▶ Entries from a dataset:
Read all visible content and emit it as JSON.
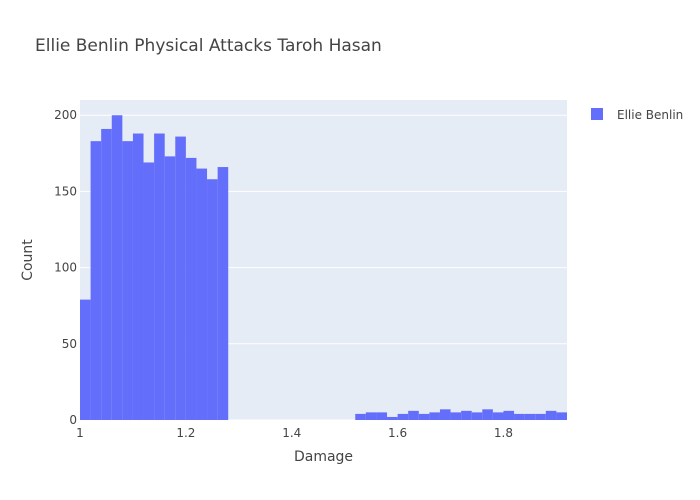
{
  "chart_data": {
    "type": "bar",
    "title": "Ellie Benlin Physical Attacks Taroh Hasan",
    "xlabel": "Damage",
    "ylabel": "Count",
    "xlim": [
      1.0,
      1.92
    ],
    "ylim": [
      0,
      210
    ],
    "grid": true,
    "legend_position": "top-right",
    "xticks": [
      1,
      1.2,
      1.4,
      1.6,
      1.8
    ],
    "xtick_labels": [
      "1",
      "1.2",
      "1.4",
      "1.6",
      "1.8"
    ],
    "yticks": [
      0,
      50,
      100,
      150,
      200
    ],
    "ytick_labels": [
      "0",
      "50",
      "100",
      "150",
      "200"
    ],
    "bin_width": 0.02,
    "series": [
      {
        "name": "Ellie Benlin",
        "color": "#636efa",
        "bin_starts": [
          1.0,
          1.02,
          1.04,
          1.06,
          1.08,
          1.1,
          1.12,
          1.14,
          1.16,
          1.18,
          1.2,
          1.22,
          1.24,
          1.26,
          1.28,
          1.3,
          1.32,
          1.34,
          1.36,
          1.38,
          1.4,
          1.42,
          1.44,
          1.46,
          1.48,
          1.5,
          1.52,
          1.54,
          1.56,
          1.58,
          1.6,
          1.62,
          1.64,
          1.66,
          1.68,
          1.7,
          1.72,
          1.74,
          1.76,
          1.78,
          1.8,
          1.82,
          1.84,
          1.86,
          1.88,
          1.9
        ],
        "values": [
          79,
          183,
          191,
          200,
          183,
          188,
          169,
          188,
          173,
          186,
          172,
          165,
          158,
          166,
          0,
          0,
          0,
          0,
          0,
          0,
          0,
          0,
          0,
          0,
          0,
          0,
          4,
          5,
          5,
          2,
          4,
          6,
          4,
          5,
          7,
          5,
          6,
          5,
          7,
          5,
          6,
          4,
          4,
          4,
          6,
          5
        ]
      }
    ]
  }
}
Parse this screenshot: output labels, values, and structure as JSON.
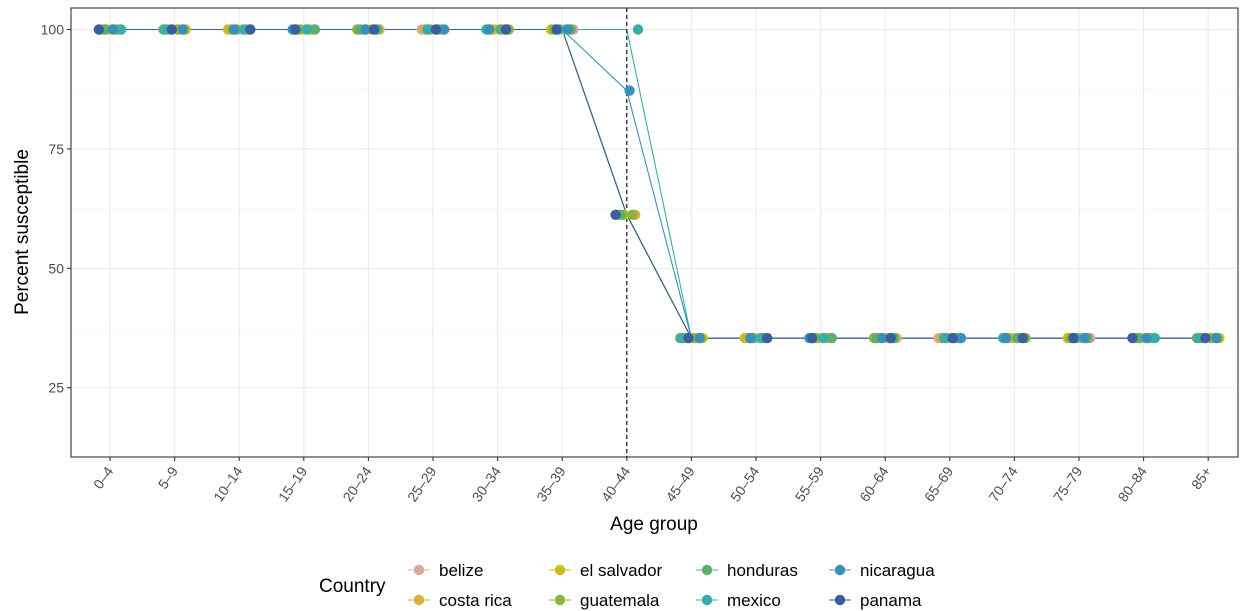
{
  "chart_data": {
    "type": "line",
    "title": "",
    "xlabel": "Age group",
    "ylabel": "Percent susceptible",
    "categories": [
      "0–4",
      "5–9",
      "10–14",
      "15–19",
      "20–24",
      "25–29",
      "30–34",
      "35–39",
      "40–44",
      "45–49",
      "50–54",
      "55–59",
      "60–64",
      "65–69",
      "70–74",
      "75–79",
      "80–84",
      "85+"
    ],
    "ylim": [
      10.5,
      104.5
    ],
    "yticks": [
      "25",
      "50",
      "75",
      "100"
    ],
    "reference_line": {
      "x": "40–44",
      "style": "dashed",
      "color": "#000000"
    },
    "legend": {
      "title": "Country",
      "position": "bottom"
    },
    "grid": true,
    "series": [
      {
        "name": "belize",
        "color": "#D9A89B",
        "values": [
          100,
          100,
          100,
          100,
          100,
          100,
          100,
          100,
          61.2,
          35.4,
          35.4,
          35.4,
          35.4,
          35.4,
          35.4,
          35.4,
          35.4,
          35.4
        ]
      },
      {
        "name": "costa rica",
        "color": "#D8B13C",
        "values": [
          100,
          100,
          100,
          100,
          100,
          100,
          100,
          100,
          61.2,
          35.4,
          35.4,
          35.4,
          35.4,
          35.4,
          35.4,
          35.4,
          35.4,
          35.4
        ]
      },
      {
        "name": "el salvador",
        "color": "#C7BF13",
        "values": [
          100,
          100,
          100,
          100,
          100,
          100,
          100,
          100,
          61.2,
          35.4,
          35.4,
          35.4,
          35.4,
          35.4,
          35.4,
          35.4,
          35.4,
          35.4
        ]
      },
      {
        "name": "guatemala",
        "color": "#8DB43A",
        "values": [
          100,
          100,
          100,
          100,
          100,
          100,
          100,
          100,
          61.2,
          35.4,
          35.4,
          35.4,
          35.4,
          35.4,
          35.4,
          35.4,
          35.4,
          35.4
        ]
      },
      {
        "name": "honduras",
        "color": "#5EAE6E",
        "values": [
          100,
          100,
          100,
          100,
          100,
          100,
          100,
          100,
          61.2,
          35.4,
          35.4,
          35.4,
          35.4,
          35.4,
          35.4,
          35.4,
          35.4,
          35.4
        ]
      },
      {
        "name": "mexico",
        "color": "#38ADAA",
        "values": [
          100,
          100,
          100,
          100,
          100,
          100,
          100,
          100,
          100,
          35.4,
          35.4,
          35.4,
          35.4,
          35.4,
          35.4,
          35.4,
          35.4,
          35.4
        ]
      },
      {
        "name": "nicaragua",
        "color": "#3990B9",
        "values": [
          100,
          100,
          100,
          100,
          100,
          100,
          100,
          100,
          87.2,
          35.4,
          35.4,
          35.4,
          35.4,
          35.4,
          35.4,
          35.4,
          35.4,
          35.4
        ]
      },
      {
        "name": "panama",
        "color": "#3B5E9F",
        "values": [
          100,
          100,
          100,
          100,
          100,
          100,
          100,
          100,
          61.2,
          35.4,
          35.4,
          35.4,
          35.4,
          35.4,
          35.4,
          35.4,
          35.4,
          35.4
        ]
      }
    ]
  }
}
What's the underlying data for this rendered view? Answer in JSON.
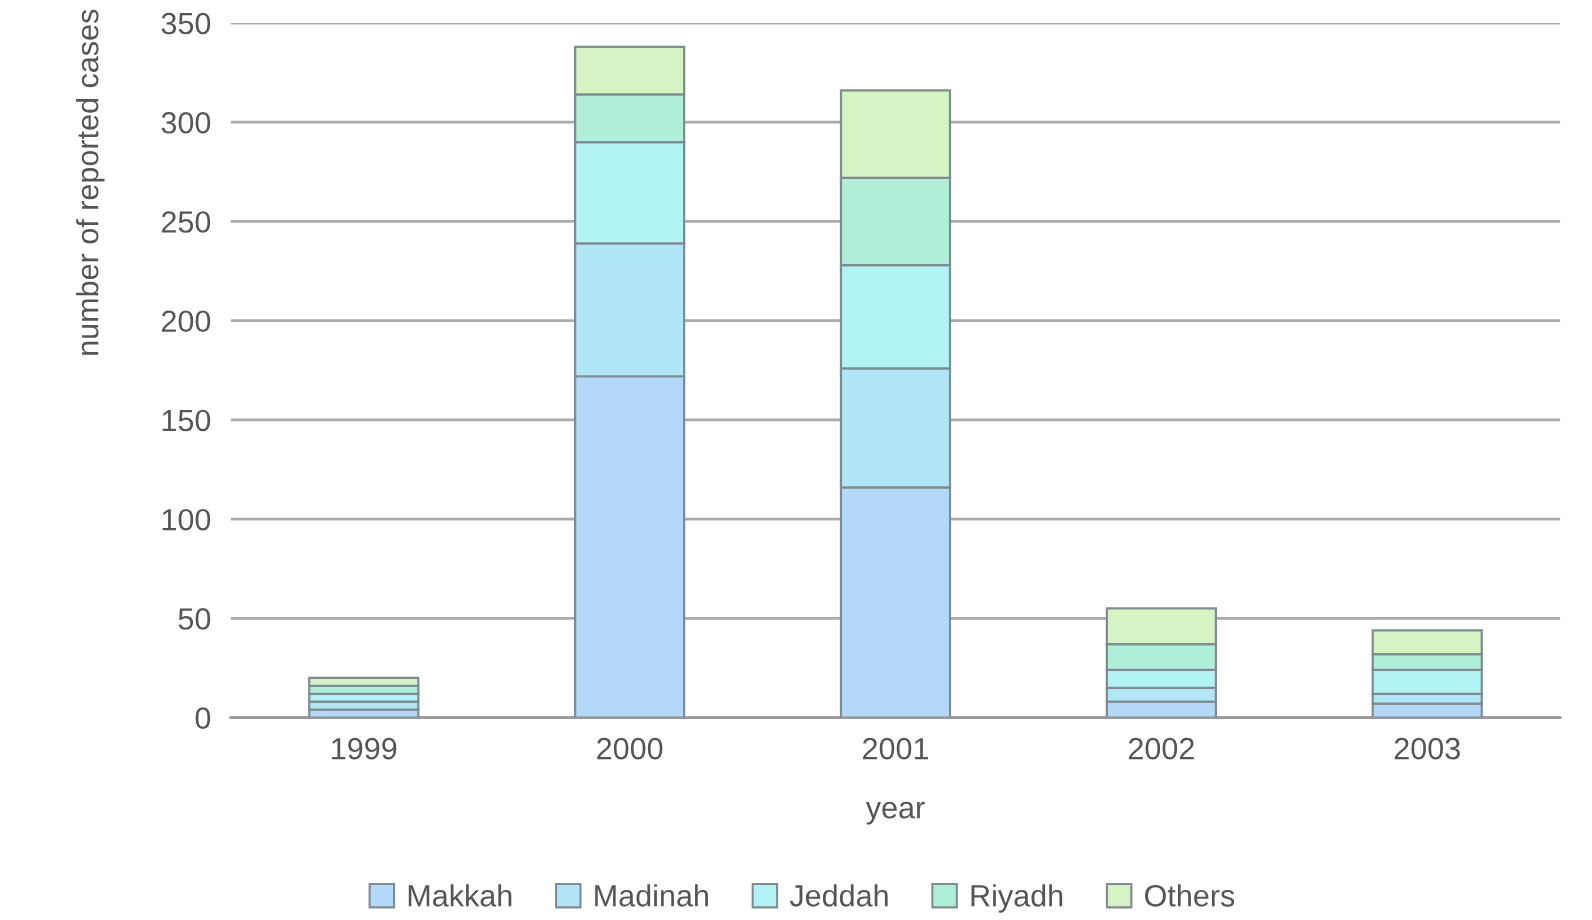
{
  "chart_data": {
    "type": "bar",
    "stacked": true,
    "xlabel": "year",
    "ylabel": "number of reported cases",
    "categories": [
      "1999",
      "2000",
      "2001",
      "2002",
      "2003"
    ],
    "series": [
      {
        "name": "Makkah",
        "color": "#b4d8f8",
        "values": [
          4,
          172,
          116,
          8,
          7
        ]
      },
      {
        "name": "Madinah",
        "color": "#b0e6f6",
        "values": [
          4,
          67,
          60,
          7,
          5
        ]
      },
      {
        "name": "Jeddah",
        "color": "#b2f4f6",
        "values": [
          4,
          51,
          52,
          9,
          12
        ]
      },
      {
        "name": "Riyadh",
        "color": "#b0f0d8",
        "values": [
          4,
          24,
          44,
          13,
          8
        ]
      },
      {
        "name": "Others",
        "color": "#d6f3c4",
        "values": [
          4,
          24,
          44,
          18,
          12
        ]
      }
    ],
    "ylim": [
      0,
      350
    ],
    "yticks": [
      0,
      50,
      100,
      150,
      200,
      250,
      300,
      350
    ],
    "grid": "y",
    "legend": "bottom"
  }
}
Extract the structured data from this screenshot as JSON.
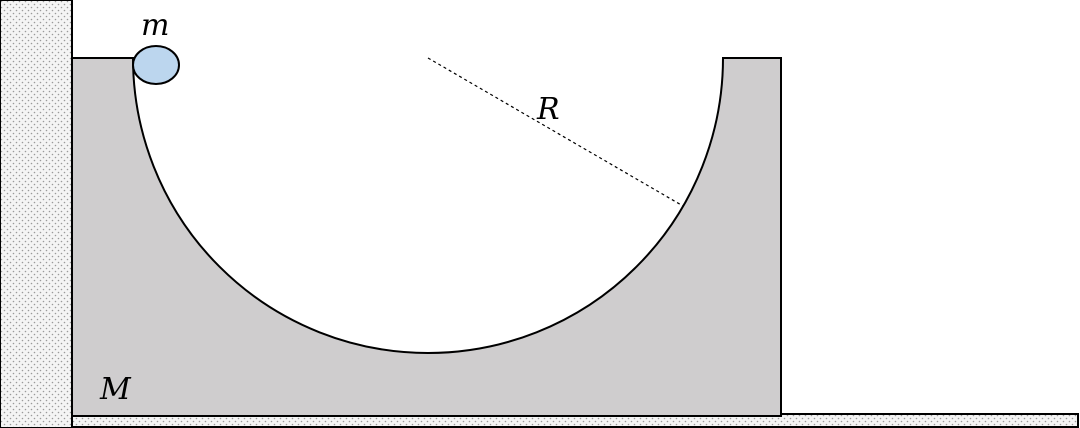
{
  "labels": {
    "small_mass": "m",
    "block_mass": "M",
    "radius": "R"
  },
  "colors": {
    "block_fill": "#cfcdce",
    "ball_fill": "#bcd6ee",
    "wall_fill": "#f2f2f2",
    "wall_dots": "#9a9a9a",
    "outline": "#000000",
    "background": "#ffffff"
  }
}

▶ Goal of the exercise: Repeat the material above word for word and skip every image in it.

▶ Output for this exercise:
Read all visible content and emit it as JSON.
{
  "chart_data": {
    "type": "bar",
    "title": "Ellie Benlin Physical Attacks Taroh Hasan",
    "xlabel": "Damage",
    "ylabel": "Count",
    "xlim": [
      1.0,
      1.92
    ],
    "ylim": [
      0,
      210
    ],
    "grid": true,
    "legend_position": "top-right",
    "xticks": [
      1,
      1.2,
      1.4,
      1.6,
      1.8
    ],
    "xtick_labels": [
      "1",
      "1.2",
      "1.4",
      "1.6",
      "1.8"
    ],
    "yticks": [
      0,
      50,
      100,
      150,
      200
    ],
    "ytick_labels": [
      "0",
      "50",
      "100",
      "150",
      "200"
    ],
    "bin_width": 0.02,
    "series": [
      {
        "name": "Ellie Benlin",
        "color": "#636efa",
        "bin_starts": [
          1.0,
          1.02,
          1.04,
          1.06,
          1.08,
          1.1,
          1.12,
          1.14,
          1.16,
          1.18,
          1.2,
          1.22,
          1.24,
          1.26,
          1.28,
          1.3,
          1.32,
          1.34,
          1.36,
          1.38,
          1.4,
          1.42,
          1.44,
          1.46,
          1.48,
          1.5,
          1.52,
          1.54,
          1.56,
          1.58,
          1.6,
          1.62,
          1.64,
          1.66,
          1.68,
          1.7,
          1.72,
          1.74,
          1.76,
          1.78,
          1.8,
          1.82,
          1.84,
          1.86,
          1.88,
          1.9
        ],
        "values": [
          79,
          183,
          191,
          200,
          183,
          188,
          169,
          188,
          173,
          186,
          172,
          165,
          158,
          166,
          0,
          0,
          0,
          0,
          0,
          0,
          0,
          0,
          0,
          0,
          0,
          0,
          4,
          5,
          5,
          2,
          4,
          6,
          4,
          5,
          7,
          5,
          6,
          5,
          7,
          5,
          6,
          4,
          4,
          4,
          6,
          5
        ]
      }
    ]
  }
}
Parse this screenshot: output labels, values, and structure as JSON.
{
  "chart_data": {
    "type": "line",
    "title": "",
    "xlabel": "Age group",
    "ylabel": "Percent susceptible",
    "categories": [
      "0–4",
      "5–9",
      "10–14",
      "15–19",
      "20–24",
      "25–29",
      "30–34",
      "35–39",
      "40–44",
      "45–49",
      "50–54",
      "55–59",
      "60–64",
      "65–69",
      "70–74",
      "75–79",
      "80–84",
      "85+"
    ],
    "ylim": [
      10.5,
      104.5
    ],
    "yticks": [
      "25",
      "50",
      "75",
      "100"
    ],
    "reference_line": {
      "x": "40–44",
      "style": "dashed",
      "color": "#000000"
    },
    "legend": {
      "title": "Country",
      "position": "bottom"
    },
    "grid": true,
    "series": [
      {
        "name": "belize",
        "color": "#D9A89B",
        "values": [
          100,
          100,
          100,
          100,
          100,
          100,
          100,
          100,
          61.2,
          35.4,
          35.4,
          35.4,
          35.4,
          35.4,
          35.4,
          35.4,
          35.4,
          35.4
        ]
      },
      {
        "name": "costa rica",
        "color": "#D8B13C",
        "values": [
          100,
          100,
          100,
          100,
          100,
          100,
          100,
          100,
          61.2,
          35.4,
          35.4,
          35.4,
          35.4,
          35.4,
          35.4,
          35.4,
          35.4,
          35.4
        ]
      },
      {
        "name": "el salvador",
        "color": "#C7BF13",
        "values": [
          100,
          100,
          100,
          100,
          100,
          100,
          100,
          100,
          61.2,
          35.4,
          35.4,
          35.4,
          35.4,
          35.4,
          35.4,
          35.4,
          35.4,
          35.4
        ]
      },
      {
        "name": "guatemala",
        "color": "#8DB43A",
        "values": [
          100,
          100,
          100,
          100,
          100,
          100,
          100,
          100,
          61.2,
          35.4,
          35.4,
          35.4,
          35.4,
          35.4,
          35.4,
          35.4,
          35.4,
          35.4
        ]
      },
      {
        "name": "honduras",
        "color": "#5EAE6E",
        "values": [
          100,
          100,
          100,
          100,
          100,
          100,
          100,
          100,
          61.2,
          35.4,
          35.4,
          35.4,
          35.4,
          35.4,
          35.4,
          35.4,
          35.4,
          35.4
        ]
      },
      {
        "name": "mexico",
        "color": "#38ADAA",
        "values": [
          100,
          100,
          100,
          100,
          100,
          100,
          100,
          100,
          100,
          35.4,
          35.4,
          35.4,
          35.4,
          35.4,
          35.4,
          35.4,
          35.4,
          35.4
        ]
      },
      {
        "name": "nicaragua",
        "color": "#3990B9",
        "values": [
          100,
          100,
          100,
          100,
          100,
          100,
          100,
          100,
          87.2,
          35.4,
          35.4,
          35.4,
          35.4,
          35.4,
          35.4,
          35.4,
          35.4,
          35.4
        ]
      },
      {
        "name": "panama",
        "color": "#3B5E9F",
        "values": [
          100,
          100,
          100,
          100,
          100,
          100,
          100,
          100,
          61.2,
          35.4,
          35.4,
          35.4,
          35.4,
          35.4,
          35.4,
          35.4,
          35.4,
          35.4
        ]
      }
    ]
  }
}
What's the underlying data for this rendered view? Answer in JSON.
{
  "chart_data": {
    "type": "bar",
    "stacked": true,
    "xlabel": "year",
    "ylabel": "number of reported cases",
    "categories": [
      "1999",
      "2000",
      "2001",
      "2002",
      "2003"
    ],
    "series": [
      {
        "name": "Makkah",
        "color": "#b4d8f8",
        "values": [
          4,
          172,
          116,
          8,
          7
        ]
      },
      {
        "name": "Madinah",
        "color": "#b0e6f6",
        "values": [
          4,
          67,
          60,
          7,
          5
        ]
      },
      {
        "name": "Jeddah",
        "color": "#b2f4f6",
        "values": [
          4,
          51,
          52,
          9,
          12
        ]
      },
      {
        "name": "Riyadh",
        "color": "#b0f0d8",
        "values": [
          4,
          24,
          44,
          13,
          8
        ]
      },
      {
        "name": "Others",
        "color": "#d6f3c4",
        "values": [
          4,
          24,
          44,
          18,
          12
        ]
      }
    ],
    "ylim": [
      0,
      350
    ],
    "yticks": [
      0,
      50,
      100,
      150,
      200,
      250,
      300,
      350
    ],
    "grid": "y",
    "legend": "bottom"
  }
}
Extract the structured data from this screenshot as JSON.
{
  "labels": {
    "small_mass": "m",
    "block_mass": "M",
    "radius": "R"
  },
  "colors": {
    "block_fill": "#cfcdce",
    "ball_fill": "#bcd6ee",
    "wall_fill": "#f2f2f2",
    "wall_dots": "#9a9a9a",
    "outline": "#000000",
    "background": "#ffffff"
  }
}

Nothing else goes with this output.